→ REQUIREMENTS
Take each line that has the word "deposit" and return it.

→ RECORD LIST
::::::::

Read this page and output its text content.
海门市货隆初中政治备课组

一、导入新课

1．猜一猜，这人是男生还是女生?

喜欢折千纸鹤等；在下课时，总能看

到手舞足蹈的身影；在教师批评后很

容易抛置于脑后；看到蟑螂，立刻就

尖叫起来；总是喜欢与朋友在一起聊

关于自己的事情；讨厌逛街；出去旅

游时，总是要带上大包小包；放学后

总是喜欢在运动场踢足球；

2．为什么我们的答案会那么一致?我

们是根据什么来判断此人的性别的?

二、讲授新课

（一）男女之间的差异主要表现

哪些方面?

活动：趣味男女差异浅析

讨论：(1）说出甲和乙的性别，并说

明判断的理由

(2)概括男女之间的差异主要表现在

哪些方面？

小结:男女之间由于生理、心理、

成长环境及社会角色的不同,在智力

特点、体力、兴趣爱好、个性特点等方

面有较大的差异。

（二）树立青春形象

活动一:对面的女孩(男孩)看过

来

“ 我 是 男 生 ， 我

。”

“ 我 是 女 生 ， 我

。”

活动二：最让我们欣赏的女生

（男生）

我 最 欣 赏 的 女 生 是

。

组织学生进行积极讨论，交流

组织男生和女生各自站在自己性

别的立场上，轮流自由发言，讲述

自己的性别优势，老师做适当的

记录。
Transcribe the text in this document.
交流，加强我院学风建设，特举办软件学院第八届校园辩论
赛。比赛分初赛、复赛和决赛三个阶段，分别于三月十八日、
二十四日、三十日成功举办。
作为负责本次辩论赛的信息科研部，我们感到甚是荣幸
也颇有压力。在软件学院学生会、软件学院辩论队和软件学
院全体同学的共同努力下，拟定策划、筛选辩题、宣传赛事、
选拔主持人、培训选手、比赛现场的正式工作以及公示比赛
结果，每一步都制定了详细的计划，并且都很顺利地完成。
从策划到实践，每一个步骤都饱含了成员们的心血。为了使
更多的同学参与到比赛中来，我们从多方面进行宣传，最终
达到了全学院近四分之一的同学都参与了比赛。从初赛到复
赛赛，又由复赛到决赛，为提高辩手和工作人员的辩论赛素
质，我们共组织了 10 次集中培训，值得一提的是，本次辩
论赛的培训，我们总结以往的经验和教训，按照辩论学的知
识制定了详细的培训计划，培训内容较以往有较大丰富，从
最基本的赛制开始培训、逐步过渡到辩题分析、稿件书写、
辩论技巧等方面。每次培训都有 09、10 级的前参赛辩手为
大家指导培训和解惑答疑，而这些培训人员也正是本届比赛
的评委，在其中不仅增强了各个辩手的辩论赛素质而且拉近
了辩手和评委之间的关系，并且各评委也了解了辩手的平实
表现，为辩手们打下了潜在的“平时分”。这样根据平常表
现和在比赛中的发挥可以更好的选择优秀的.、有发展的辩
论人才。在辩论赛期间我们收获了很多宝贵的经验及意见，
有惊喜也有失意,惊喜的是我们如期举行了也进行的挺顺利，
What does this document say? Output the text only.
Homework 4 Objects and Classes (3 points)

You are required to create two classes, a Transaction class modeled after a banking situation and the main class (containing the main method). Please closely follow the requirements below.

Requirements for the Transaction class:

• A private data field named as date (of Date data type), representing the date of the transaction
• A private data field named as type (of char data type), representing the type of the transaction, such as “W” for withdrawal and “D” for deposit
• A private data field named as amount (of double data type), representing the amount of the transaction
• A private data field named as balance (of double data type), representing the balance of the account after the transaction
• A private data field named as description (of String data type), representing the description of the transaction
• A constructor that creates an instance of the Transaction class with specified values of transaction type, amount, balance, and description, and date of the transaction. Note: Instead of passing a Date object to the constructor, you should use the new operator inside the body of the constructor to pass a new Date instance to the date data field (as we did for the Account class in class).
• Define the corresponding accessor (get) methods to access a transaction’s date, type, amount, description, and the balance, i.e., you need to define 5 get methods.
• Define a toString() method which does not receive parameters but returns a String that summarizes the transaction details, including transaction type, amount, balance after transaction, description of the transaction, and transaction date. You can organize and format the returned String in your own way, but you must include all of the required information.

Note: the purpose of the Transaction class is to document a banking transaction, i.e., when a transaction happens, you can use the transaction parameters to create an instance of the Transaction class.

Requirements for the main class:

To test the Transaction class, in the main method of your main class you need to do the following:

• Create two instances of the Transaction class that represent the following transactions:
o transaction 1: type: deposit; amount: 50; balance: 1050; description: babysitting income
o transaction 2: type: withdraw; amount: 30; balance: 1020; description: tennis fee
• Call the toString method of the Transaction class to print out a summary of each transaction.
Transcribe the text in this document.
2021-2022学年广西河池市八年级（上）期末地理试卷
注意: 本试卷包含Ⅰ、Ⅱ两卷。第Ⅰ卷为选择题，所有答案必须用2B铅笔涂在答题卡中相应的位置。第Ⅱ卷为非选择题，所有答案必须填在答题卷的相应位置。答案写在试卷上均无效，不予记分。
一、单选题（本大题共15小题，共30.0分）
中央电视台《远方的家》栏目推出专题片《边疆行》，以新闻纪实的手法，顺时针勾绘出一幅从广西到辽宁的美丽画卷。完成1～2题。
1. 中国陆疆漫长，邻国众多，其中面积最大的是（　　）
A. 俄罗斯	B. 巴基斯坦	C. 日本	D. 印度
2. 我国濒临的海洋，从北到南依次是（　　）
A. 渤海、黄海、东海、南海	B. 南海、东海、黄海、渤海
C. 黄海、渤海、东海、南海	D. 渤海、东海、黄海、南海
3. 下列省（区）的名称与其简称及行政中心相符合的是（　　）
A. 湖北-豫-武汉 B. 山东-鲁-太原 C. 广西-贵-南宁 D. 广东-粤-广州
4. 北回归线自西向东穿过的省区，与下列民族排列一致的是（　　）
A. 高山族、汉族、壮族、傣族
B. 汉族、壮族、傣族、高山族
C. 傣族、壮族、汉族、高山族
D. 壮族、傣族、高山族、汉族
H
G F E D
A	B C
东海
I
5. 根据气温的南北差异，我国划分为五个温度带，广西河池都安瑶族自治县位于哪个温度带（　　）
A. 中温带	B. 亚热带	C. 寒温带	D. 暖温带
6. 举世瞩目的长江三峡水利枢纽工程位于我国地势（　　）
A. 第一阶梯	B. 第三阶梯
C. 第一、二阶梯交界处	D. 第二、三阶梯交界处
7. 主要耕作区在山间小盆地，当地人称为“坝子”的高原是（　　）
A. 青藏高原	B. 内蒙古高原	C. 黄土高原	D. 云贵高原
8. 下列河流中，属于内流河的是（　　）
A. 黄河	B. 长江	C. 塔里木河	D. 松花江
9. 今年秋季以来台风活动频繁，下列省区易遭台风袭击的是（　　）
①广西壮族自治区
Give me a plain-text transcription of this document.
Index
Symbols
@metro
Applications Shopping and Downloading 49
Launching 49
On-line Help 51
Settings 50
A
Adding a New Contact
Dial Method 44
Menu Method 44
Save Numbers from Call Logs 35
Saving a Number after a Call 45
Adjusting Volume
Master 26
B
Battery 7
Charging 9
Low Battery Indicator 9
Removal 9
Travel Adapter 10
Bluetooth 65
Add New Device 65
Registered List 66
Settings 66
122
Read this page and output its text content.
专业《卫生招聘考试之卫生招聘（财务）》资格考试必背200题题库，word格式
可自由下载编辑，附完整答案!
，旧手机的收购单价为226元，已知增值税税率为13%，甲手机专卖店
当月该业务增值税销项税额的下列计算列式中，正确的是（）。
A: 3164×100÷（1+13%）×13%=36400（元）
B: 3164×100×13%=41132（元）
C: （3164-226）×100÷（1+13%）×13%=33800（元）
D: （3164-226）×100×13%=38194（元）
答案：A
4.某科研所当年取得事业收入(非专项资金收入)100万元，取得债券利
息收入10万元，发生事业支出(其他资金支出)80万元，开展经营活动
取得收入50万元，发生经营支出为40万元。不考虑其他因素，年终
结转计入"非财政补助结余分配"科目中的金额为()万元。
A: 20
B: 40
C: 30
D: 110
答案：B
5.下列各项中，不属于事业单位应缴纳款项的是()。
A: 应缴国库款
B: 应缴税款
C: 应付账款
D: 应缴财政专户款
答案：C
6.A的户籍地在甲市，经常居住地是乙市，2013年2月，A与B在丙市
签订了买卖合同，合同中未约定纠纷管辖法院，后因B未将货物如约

::::::::

→ OUTPUT FOR THIS EXERCISE
• A private data field named as type (of char data type), representing the type of the transaction, such as “W” for withdrawal and “D” for deposit
o transaction 1: type: deposit; amount: 50; balance: 1050; description: babysitting income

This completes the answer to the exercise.